▶ [Records for this task]:
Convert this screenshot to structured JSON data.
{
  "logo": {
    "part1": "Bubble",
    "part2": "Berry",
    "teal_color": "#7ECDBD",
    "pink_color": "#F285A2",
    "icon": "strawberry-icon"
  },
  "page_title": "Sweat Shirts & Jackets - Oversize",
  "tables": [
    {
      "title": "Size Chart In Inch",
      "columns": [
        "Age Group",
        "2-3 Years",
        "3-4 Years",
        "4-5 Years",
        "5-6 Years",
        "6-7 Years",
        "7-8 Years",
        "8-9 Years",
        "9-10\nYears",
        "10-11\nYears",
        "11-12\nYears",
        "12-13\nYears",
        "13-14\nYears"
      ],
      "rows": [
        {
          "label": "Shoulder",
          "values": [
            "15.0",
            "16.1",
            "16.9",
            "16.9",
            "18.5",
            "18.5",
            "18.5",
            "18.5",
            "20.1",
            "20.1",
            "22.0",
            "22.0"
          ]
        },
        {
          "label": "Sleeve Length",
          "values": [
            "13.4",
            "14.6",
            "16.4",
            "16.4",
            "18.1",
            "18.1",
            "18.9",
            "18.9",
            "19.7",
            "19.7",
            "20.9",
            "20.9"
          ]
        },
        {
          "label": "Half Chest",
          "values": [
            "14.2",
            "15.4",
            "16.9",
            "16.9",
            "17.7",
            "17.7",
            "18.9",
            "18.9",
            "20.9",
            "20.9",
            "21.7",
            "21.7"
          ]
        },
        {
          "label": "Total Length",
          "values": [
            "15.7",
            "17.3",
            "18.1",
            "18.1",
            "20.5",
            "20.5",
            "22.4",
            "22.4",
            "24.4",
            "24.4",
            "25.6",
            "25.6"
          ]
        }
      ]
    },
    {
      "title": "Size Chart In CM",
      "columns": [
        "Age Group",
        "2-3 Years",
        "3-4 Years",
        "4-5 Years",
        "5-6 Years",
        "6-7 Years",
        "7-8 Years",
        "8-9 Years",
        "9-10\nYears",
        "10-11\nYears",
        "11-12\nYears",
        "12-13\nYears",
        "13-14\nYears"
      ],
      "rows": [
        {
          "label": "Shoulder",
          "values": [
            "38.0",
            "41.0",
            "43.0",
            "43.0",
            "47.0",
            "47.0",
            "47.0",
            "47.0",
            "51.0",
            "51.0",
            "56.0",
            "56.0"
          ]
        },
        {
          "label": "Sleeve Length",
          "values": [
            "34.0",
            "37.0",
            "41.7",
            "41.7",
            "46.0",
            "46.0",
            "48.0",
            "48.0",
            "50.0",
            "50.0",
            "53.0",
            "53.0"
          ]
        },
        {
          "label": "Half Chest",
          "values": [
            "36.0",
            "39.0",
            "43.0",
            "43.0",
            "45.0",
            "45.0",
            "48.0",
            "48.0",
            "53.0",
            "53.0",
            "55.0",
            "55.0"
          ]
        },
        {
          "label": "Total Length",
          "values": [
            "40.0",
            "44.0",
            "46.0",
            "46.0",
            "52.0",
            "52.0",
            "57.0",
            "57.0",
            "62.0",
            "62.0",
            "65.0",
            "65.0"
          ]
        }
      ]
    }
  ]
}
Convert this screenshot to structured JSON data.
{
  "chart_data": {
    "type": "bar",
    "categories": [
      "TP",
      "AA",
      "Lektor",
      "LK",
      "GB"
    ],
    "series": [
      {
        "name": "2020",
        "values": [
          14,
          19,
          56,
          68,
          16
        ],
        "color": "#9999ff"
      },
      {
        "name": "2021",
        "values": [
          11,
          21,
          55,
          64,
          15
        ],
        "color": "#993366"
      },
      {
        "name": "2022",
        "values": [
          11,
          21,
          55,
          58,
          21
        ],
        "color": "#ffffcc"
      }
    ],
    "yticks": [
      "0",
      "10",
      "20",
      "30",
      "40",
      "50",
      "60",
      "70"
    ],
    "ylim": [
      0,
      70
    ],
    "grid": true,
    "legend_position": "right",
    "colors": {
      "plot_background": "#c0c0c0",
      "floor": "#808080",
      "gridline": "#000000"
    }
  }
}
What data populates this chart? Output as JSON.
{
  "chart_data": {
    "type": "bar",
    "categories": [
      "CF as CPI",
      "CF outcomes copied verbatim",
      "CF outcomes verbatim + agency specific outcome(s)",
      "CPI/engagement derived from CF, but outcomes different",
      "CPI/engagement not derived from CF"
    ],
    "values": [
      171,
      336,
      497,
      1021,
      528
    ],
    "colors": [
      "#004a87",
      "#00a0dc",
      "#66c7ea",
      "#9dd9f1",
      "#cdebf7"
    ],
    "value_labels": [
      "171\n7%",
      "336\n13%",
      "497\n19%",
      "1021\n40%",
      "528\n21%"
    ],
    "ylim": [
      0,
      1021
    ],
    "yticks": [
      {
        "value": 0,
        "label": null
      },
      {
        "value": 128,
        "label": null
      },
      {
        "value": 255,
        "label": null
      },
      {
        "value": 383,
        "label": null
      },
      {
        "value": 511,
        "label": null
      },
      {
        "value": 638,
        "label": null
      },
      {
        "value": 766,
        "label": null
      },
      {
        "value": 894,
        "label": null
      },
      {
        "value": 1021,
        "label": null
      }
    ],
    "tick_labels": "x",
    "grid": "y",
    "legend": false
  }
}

▶ [Problem description]: Scan the lines for the string "derived". Copy out each line that matches.

▶ [Complete output]:
      "CPI/engagement derived from CF, but outcomes different",
      "CPI/engagement not derived from CF"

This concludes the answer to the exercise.